What is needed
Rewrite every line of the data below as a JSON list of strings, one string per line, skipping blank lines. Leave the pictures out of your answer.

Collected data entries
#####

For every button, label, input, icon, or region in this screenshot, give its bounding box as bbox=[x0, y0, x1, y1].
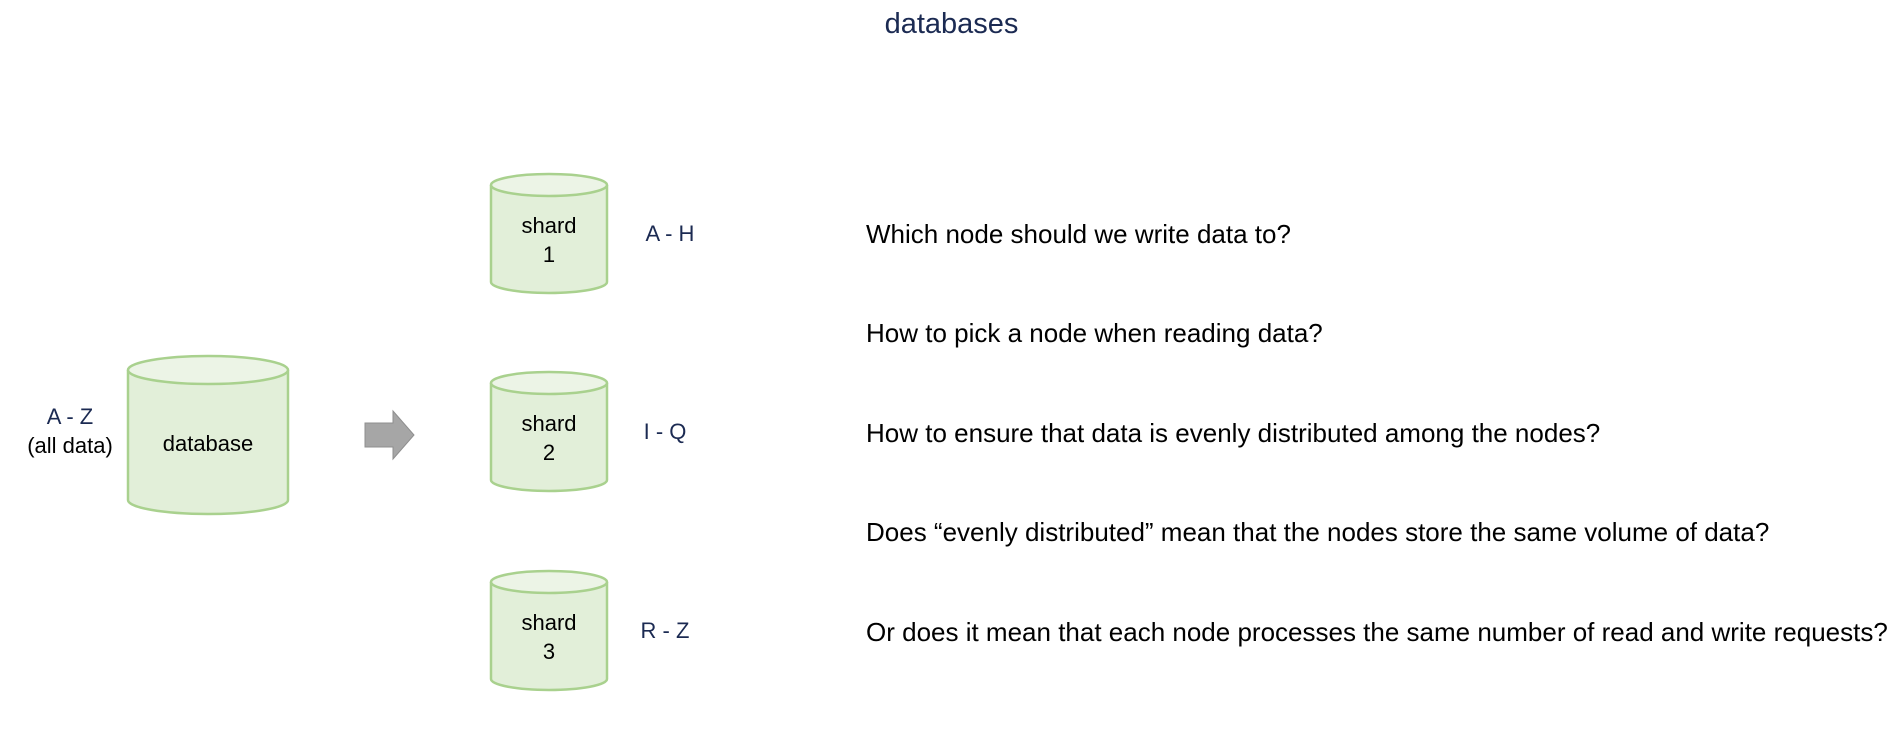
question-read-node: How to pick a node when reading data? bbox=[866, 318, 1323, 348]
shard-1-range: A - H bbox=[646, 221, 695, 246]
shard-3-cylinder: shard 3 bbox=[489, 569, 609, 692]
question-write-node: Which node should we write data to? bbox=[866, 219, 1291, 249]
shard-3-label-line1: shard bbox=[521, 610, 576, 635]
shard-3-range: R - Z bbox=[641, 618, 690, 643]
shard-1-cylinder: shard 1 bbox=[489, 172, 609, 295]
source-range-note: (all data) bbox=[27, 433, 113, 458]
shard-1-label-line1: shard bbox=[521, 213, 576, 238]
shard-3-label-line2: 3 bbox=[543, 639, 555, 664]
question-same-volume: Does “evenly distributed” mean that the … bbox=[866, 517, 1770, 547]
database-label: database bbox=[163, 431, 254, 456]
question-even-distribution: How to ensure that data is evenly distri… bbox=[866, 418, 1601, 448]
question-same-requests: Or does it mean that each node processes… bbox=[866, 617, 1888, 647]
shard-1-label-line2: 1 bbox=[543, 242, 555, 267]
right-arrow-icon bbox=[364, 409, 415, 461]
database-cylinder: database bbox=[126, 354, 290, 516]
source-range-label: A - Z bbox=[47, 404, 93, 429]
shard-2-range: I - Q bbox=[644, 419, 687, 444]
shard-2-cylinder: shard 2 bbox=[489, 370, 609, 493]
shard-2-label-line2: 2 bbox=[543, 440, 555, 465]
shard-2-label-line1: shard bbox=[521, 411, 576, 436]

#####

Solved exercise
[
  "For every button, label, input, icon, or region in this screenshot, give its bounding box as bbox=[x0, y0, x1, y1].",
  "question-read-node: How to pick a node when reading data? bbox=[866, 318, 1323, 348]",
  "shard-1-range: A - H bbox=[646, 221, 695, 246]",
  "shard-3-cylinder: shard 3 bbox=[489, 569, 609, 692]",
  "question-write-node: Which node should we write data to? bbox=[866, 219, 1291, 249]",
  "shard-3-label-line1: shard bbox=[521, 610, 576, 635]",
  "shard-3-range: R - Z bbox=[641, 618, 690, 643]",
  "shard-1-cylinder: shard 1 bbox=[489, 172, 609, 295]",
  "source-range-note: (all data) bbox=[27, 433, 113, 458]",
  "shard-1-label-line1: shard bbox=[521, 213, 576, 238]",
  "shard-3-label-line2: 3 bbox=[543, 639, 555, 664]",
  "question-same-volume: Does “evenly distributed” mean that the … bbox=[866, 517, 1770, 547]",
  "database-label: database bbox=[163, 431, 254, 456]",
  "question-even-distribution: How to ensure that data is evenly distri… bbox=[866, 418, 1601, 448]",
  "question-same-requests: Or does it mean that each node processes… bbox=[866, 617, 1888, 647]",
  "shard-1-label-line2: 1 bbox=[543, 242, 555, 267]",
  "right-arrow-icon bbox=[364, 409, 415, 461]",
  "database-cylinder: database bbox=[126, 354, 290, 516]",
  "source-range-label: A - Z bbox=[47, 404, 93, 429]",
  "shard-2-range: I - Q bbox=[644, 419, 687, 444]",
  "shard-2-cylinder: shard 2 bbox=[489, 370, 609, 493]",
  "shard-2-label-line2: 2 bbox=[543, 440, 555, 465]",
  "shard-2-label-line1: shard bbox=[521, 411, 576, 436]"
]